_Alıştırmada istenenler_
- A) Mahkeme kararı metnine göre aşağıdaki soruları yanıtlayın:
(i) Görüntülenen karar kesinleşmiş midir?
(ii) İncelenen dosyanın mahkemesi hangisidir?
(iii) Gerekçeli karar hangi tarihte yazılmıştır?
- B) Mahkeme kararı metninin "Emsal Mahkeme Kararı" ifadesinden "olması amacıyla eklenmiştir." ifadesine kadar (bu ifade dahil) olan bölümünü yeniden yazın. Bu bölümde "Yararlı" sözcüğünü "Faydalı" olarak değiştirin.

_Verilen alıntı_

****

Emsal Mahkeme Kararı Ankara Bölge Adliye Mahkemesi 21. Hukuk Dairesi 2019/1788 E. 2021/1438 K. 01.12.2021 T.

Görüntülediğiniz mahkeme kararı henüz kesinleşmemiştir. Yararlı olması amacıyla eklenmiştir.

T.C. Ankara Bölge Adliye Mahkemesi 21.Hukuk Dairesi …
T.C.
ANKARA
BÖLGE ADLİYE MAHKEMESİ
21.HUKUK DAİRESİ

TÜRK MİLLETİ ADINA
KARAR

İNCELENEN DOSYANIN
MAHKEMESİ : ANKARA 13. ASLİYE TİCARET MAHKEMESİ
TARİHİ :20/06/2019
NUMARASI :…
DAVA : Tazminat
DAVA TARİHİ : 31/12/2018
KARAR TARİHİ : 01/12/2021
GEREKÇELİ KARARIN
YAZILDIĞI TARİH : 03/12/2021

Taraflar arasındaki tazminat istemine ilişkin davanın yargılaması sonunda ilamda yazılı nedenlerden dolayı davanın reddine yönelik olarak verilen hükme karşı davacı vekilince süresinde istinaf kanun yoluna başvurulması üzerine dosya incelendi, gereği konuşulup düşünüldü.

****

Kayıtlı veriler

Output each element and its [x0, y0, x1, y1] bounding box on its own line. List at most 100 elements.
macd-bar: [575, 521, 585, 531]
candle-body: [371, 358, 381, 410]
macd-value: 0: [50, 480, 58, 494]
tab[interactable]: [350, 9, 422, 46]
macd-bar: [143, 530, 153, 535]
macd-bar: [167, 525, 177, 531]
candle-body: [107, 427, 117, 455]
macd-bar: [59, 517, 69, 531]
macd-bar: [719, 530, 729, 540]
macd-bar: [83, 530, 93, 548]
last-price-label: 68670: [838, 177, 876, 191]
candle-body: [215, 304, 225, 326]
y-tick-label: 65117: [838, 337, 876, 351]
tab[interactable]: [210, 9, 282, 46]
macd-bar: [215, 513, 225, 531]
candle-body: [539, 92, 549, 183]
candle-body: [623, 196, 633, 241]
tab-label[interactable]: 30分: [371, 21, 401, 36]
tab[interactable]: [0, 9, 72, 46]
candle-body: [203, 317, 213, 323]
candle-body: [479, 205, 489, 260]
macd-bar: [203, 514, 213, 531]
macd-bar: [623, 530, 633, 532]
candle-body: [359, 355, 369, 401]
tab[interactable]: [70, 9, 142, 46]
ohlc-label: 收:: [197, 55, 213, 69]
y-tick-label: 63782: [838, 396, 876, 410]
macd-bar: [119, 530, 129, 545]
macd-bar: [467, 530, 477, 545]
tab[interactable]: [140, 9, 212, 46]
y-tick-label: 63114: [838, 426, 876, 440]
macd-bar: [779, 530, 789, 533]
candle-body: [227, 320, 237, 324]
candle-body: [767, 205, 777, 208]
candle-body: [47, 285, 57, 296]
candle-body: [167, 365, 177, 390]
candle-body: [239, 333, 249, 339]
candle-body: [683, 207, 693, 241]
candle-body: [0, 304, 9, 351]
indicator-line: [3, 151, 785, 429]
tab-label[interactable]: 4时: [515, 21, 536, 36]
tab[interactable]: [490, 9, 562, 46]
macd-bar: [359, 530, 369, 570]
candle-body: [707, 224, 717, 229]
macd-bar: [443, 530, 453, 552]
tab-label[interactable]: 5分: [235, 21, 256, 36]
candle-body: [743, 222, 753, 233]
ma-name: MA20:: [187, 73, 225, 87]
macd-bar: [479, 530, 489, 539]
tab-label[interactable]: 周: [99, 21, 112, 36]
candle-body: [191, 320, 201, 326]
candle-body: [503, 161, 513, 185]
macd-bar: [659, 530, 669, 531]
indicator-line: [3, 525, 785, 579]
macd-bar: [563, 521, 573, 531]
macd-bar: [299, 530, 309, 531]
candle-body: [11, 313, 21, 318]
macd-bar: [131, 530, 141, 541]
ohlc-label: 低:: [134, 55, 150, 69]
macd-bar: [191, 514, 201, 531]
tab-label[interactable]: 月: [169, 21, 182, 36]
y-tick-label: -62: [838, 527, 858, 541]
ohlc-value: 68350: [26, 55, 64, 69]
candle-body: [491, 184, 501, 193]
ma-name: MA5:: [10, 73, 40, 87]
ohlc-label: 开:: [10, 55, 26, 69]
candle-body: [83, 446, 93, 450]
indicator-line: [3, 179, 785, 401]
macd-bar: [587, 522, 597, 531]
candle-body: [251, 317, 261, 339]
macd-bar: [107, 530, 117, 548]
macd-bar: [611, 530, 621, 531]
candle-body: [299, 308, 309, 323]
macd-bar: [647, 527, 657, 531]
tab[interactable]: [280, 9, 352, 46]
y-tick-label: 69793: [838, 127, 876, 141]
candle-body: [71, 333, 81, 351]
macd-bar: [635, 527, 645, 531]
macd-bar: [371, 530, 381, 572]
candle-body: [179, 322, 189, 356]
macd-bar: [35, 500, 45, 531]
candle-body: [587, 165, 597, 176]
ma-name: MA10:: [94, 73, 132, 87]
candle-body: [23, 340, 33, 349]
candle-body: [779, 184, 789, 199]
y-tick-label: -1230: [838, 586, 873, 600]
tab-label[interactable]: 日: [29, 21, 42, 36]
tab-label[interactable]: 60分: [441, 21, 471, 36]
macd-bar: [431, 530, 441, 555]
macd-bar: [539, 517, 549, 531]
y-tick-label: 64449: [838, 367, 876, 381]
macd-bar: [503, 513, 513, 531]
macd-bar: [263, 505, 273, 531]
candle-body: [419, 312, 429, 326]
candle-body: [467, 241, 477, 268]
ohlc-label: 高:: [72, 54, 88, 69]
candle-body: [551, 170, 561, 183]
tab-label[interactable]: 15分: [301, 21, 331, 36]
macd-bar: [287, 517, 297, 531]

****

_Soruların çözümleri_
- A)
(i) Hayır, karar henüz kesinleşmemiştir.
(ii) Ankara 13. Asliye Ticaret Mahkemesi
(iii) 03/12/2021

- B)
Emsal Mahkeme Kararı Ankara Bölge Adliye Mahkemesi 21. Hukuk Dairesi 2019/1788 E. 2021/1438 K. 01.12.2021 T.

Görüntülediğiniz mahkeme kararı henüz kesinleşmemiştir. Faydalı olması amacıyla eklenmiştir.